## GIVEN TEXT
+ + + + + + +

  • Houston Chronicle: Silent Spills

    A joint investigation by the two news organizations (Houston Chronicle and AP)found that industrial spills unleashed by Hurricane Harvey in Houston were far worse than publicly reported. Impacted citizens were kept in the dark about their size and seriousness. State and federal officials misled the public with repeated assurances that no health hazards existed. Six months after Harvey, Texas regulators had not announced a single enforcement action from 89 incidents investigated. Reporters from the Chronicle and AP filed dozens of records requests, unearthing long-hidden government-funded research and cross-referencing spill data collected from a hodgepodge of state and local agencies to determine the true scope of the damage. The vital watchdog role they performed highlighted a lack of will by Texas state regulators to effectively police the petrochemical industry. But its industry-friendly approach had weakened local efforts to build cases against the worst polluters, many of them repeat environmental offenders.

+ + + + + + +

For each of the following statements, say yes or no to whether it agrees with the Silent Spills text, and quote the words from the text that settle it: (a) Texas regulators had announced enforcement actions within six months of Hurricane Harvey; (b) reporters filed dozens of records requests; (c) officials assured the public that no health hazards existed.

+ + + + + + +

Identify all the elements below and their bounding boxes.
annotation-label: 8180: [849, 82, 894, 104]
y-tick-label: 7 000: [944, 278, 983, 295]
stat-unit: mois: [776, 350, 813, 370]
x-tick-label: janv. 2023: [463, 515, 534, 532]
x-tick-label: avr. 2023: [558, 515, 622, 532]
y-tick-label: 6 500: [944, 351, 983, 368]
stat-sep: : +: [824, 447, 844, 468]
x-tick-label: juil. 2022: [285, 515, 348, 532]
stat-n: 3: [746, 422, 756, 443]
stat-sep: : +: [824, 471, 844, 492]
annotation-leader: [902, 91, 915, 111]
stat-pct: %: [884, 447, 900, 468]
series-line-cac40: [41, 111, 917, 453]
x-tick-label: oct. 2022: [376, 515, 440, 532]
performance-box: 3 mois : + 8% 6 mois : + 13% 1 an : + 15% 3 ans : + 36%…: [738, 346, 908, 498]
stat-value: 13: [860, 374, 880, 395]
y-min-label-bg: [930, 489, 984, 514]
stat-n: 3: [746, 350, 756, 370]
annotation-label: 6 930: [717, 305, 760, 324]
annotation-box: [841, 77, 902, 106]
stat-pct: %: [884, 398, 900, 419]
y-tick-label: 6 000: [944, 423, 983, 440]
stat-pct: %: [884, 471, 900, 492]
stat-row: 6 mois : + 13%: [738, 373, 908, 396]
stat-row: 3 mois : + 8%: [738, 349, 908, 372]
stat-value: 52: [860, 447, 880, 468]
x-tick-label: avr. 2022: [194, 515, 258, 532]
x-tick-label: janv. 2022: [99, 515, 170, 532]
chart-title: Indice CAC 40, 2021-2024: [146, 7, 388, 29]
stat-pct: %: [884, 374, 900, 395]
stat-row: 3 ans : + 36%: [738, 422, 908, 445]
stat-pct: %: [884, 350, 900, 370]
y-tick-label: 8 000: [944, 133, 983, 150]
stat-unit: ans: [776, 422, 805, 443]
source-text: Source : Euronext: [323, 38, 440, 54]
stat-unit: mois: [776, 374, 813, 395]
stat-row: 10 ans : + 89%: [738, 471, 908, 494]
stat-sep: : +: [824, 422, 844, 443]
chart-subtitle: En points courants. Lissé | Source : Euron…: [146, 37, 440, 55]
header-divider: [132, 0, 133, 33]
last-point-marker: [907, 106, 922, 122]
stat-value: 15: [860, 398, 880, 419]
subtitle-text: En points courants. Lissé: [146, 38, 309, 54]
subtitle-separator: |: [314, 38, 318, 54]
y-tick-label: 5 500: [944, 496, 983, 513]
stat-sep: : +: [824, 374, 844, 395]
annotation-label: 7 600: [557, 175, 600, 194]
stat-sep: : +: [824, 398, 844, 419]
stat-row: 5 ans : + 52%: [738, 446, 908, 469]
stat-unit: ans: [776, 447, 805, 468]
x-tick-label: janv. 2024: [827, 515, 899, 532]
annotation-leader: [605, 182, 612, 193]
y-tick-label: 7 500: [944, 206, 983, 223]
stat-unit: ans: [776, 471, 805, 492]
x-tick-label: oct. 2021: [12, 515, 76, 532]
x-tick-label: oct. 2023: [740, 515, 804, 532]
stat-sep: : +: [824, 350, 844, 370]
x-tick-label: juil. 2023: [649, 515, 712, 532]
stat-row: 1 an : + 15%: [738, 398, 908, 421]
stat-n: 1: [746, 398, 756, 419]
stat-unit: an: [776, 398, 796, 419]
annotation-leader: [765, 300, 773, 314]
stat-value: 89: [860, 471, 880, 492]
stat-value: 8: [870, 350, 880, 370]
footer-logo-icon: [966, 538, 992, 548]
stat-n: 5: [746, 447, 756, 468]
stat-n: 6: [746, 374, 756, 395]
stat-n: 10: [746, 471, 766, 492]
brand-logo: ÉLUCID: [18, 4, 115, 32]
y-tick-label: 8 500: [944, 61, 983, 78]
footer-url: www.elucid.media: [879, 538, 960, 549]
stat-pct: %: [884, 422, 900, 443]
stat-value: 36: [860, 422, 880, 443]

+ + + + + + +

## RESPONSE AREA
(a) No: "Six months after Harvey, Texas regulators had not announced a single enforcement action from 89 incidents investigated."
(b) Yes: "Reporters from the Chronicle and AP filed dozens of records requests"
(c) Yes: "State and federal officials misled the public with repeated assurances that no health hazards existed."